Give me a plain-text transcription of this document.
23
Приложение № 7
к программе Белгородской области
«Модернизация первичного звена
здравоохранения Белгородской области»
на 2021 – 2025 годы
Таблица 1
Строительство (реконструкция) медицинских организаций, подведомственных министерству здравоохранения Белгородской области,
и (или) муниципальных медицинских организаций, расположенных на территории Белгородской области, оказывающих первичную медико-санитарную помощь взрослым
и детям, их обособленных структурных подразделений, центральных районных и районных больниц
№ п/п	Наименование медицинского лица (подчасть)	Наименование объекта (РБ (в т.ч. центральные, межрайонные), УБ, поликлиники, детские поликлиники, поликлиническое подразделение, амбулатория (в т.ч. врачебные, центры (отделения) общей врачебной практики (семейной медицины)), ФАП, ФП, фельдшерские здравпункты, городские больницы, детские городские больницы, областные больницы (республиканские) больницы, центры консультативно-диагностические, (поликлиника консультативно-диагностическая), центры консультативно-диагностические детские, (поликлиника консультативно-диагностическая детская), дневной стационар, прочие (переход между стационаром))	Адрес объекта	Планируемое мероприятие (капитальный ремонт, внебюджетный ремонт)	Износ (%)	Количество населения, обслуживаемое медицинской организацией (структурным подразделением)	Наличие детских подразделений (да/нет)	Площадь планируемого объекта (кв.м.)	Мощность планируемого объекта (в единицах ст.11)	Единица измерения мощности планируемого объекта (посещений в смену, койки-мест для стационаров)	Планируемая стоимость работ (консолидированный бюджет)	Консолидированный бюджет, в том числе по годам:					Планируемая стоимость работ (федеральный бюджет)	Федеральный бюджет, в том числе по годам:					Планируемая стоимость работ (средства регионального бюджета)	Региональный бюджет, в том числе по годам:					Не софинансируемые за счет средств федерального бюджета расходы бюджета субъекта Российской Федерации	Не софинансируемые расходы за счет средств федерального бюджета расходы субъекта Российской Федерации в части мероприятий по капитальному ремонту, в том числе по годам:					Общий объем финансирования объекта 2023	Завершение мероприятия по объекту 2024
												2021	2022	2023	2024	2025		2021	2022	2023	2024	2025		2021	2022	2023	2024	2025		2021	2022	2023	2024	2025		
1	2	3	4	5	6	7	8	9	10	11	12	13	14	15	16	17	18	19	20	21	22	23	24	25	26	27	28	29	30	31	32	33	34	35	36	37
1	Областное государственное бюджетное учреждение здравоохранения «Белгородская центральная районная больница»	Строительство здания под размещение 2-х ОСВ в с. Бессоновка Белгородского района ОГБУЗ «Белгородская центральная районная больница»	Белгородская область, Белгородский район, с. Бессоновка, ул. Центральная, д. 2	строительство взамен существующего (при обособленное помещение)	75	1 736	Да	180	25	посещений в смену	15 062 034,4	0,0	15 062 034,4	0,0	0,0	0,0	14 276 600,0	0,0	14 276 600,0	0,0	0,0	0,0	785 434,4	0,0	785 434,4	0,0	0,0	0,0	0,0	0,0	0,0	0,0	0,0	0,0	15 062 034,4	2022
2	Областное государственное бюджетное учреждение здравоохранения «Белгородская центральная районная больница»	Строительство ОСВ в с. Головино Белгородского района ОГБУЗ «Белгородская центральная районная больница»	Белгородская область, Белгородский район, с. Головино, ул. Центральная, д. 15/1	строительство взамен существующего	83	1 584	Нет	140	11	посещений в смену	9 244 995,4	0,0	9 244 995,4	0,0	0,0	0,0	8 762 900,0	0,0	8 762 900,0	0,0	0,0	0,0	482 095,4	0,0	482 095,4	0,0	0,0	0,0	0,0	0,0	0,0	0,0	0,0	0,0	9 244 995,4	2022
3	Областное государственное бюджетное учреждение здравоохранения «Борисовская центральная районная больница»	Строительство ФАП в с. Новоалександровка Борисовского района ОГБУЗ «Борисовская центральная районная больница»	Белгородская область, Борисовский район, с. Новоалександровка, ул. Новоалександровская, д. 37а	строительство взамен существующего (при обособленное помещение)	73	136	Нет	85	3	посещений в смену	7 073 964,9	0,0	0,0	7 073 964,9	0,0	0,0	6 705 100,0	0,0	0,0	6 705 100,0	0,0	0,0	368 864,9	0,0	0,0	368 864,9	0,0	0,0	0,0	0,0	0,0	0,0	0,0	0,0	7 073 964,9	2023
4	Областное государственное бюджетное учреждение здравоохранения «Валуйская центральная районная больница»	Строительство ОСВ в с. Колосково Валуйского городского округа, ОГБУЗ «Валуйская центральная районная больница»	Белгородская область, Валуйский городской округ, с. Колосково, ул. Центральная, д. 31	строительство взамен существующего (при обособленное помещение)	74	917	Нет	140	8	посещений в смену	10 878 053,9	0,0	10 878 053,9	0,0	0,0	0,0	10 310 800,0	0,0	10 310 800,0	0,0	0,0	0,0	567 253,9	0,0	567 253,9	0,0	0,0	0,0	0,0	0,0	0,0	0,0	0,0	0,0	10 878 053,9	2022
--
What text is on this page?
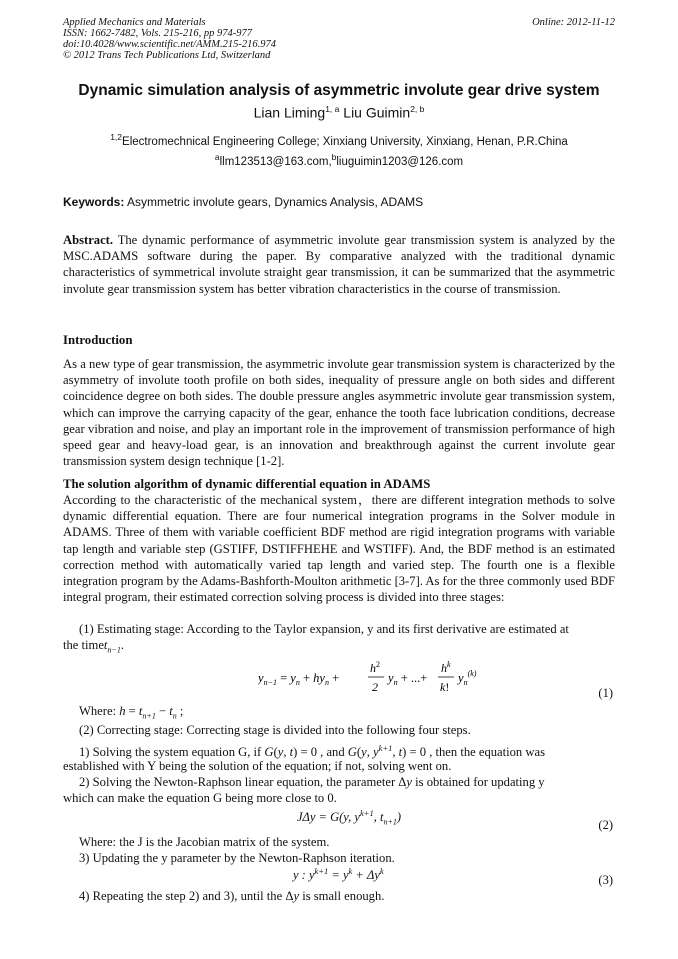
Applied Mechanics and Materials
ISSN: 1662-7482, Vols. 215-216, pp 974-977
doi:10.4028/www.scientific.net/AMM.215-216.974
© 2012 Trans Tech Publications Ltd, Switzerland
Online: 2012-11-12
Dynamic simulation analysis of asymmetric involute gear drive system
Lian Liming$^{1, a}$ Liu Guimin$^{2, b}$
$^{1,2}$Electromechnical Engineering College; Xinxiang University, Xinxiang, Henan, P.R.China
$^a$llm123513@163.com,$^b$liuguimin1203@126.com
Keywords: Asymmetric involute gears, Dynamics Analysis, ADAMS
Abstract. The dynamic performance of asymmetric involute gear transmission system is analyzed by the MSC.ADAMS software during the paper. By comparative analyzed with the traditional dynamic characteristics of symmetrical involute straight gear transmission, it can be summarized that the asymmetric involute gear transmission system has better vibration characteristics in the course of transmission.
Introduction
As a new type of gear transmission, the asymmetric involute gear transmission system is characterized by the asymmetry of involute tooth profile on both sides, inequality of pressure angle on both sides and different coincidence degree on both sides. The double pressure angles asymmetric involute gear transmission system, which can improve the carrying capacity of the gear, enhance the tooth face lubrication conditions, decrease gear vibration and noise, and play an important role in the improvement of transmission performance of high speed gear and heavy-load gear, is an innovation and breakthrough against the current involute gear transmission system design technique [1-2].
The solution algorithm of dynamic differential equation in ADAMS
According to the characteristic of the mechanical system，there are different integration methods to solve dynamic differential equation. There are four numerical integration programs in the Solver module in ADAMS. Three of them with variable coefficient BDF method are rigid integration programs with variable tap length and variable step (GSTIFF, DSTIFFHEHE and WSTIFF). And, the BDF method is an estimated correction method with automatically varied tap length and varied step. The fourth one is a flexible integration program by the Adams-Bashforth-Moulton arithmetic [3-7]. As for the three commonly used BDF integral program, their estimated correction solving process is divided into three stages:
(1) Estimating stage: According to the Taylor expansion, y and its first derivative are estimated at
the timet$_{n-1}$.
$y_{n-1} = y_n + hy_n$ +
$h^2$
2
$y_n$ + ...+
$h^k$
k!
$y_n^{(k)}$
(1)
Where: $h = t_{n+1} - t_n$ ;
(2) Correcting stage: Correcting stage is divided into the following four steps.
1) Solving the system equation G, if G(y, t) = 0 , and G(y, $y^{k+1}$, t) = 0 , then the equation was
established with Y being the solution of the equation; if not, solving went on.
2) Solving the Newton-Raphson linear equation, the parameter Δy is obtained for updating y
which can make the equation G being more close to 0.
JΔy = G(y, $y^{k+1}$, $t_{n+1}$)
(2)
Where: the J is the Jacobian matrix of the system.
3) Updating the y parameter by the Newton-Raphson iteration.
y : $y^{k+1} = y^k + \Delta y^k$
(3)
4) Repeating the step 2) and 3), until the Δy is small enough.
--
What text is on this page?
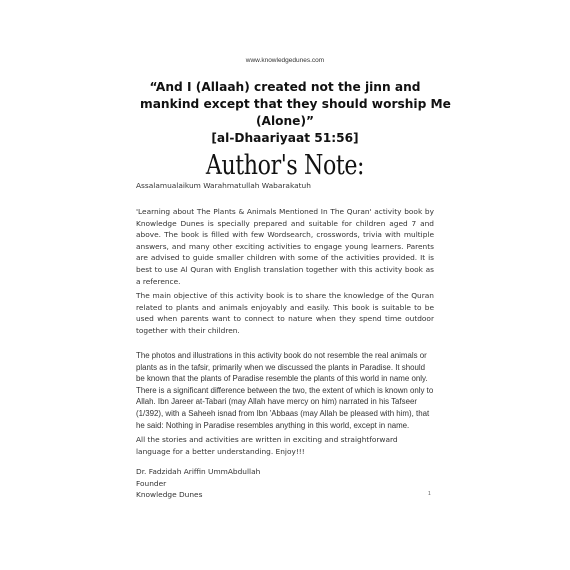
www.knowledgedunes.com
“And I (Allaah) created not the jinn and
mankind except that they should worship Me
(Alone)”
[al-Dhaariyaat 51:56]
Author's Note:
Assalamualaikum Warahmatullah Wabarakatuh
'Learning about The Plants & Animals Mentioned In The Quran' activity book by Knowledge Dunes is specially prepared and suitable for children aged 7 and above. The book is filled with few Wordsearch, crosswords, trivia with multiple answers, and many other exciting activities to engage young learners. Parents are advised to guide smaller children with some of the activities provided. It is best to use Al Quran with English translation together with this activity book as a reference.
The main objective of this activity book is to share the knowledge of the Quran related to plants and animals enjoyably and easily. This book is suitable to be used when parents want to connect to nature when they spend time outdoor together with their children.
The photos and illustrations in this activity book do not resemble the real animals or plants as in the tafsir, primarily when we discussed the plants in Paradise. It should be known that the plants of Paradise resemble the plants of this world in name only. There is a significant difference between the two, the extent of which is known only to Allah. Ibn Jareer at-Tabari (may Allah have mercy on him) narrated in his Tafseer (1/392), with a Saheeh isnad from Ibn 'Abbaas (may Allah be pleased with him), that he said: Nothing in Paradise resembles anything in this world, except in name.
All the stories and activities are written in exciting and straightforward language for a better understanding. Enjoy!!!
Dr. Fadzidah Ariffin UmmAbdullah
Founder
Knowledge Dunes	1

- **Given exercise**
Using the listing above, gather each line that holds the string "differential" and copy it.

- **Correct output**
The solution algorithm of dynamic differential equation in ADAMS
According to the characteristic of the mechanical system，there are different integration methods to solve dynamic differential equation. There are four numerical integration programs in the Solver module in ADAMS. Three of them with variable coefficient BDF method are rigid integration programs with variable tap length and variable step (GSTIFF, DSTIFFHEHE and WSTIFF). And, the BDF method is an estimated correction method with automatically varied tap length and varied step. The fourth one is a flexible integration program by the Adams-Bashforth-Moulton arithmetic [3-7]. As for the three commonly used BDF integral program, their estimated correction solving process is divided into three stages:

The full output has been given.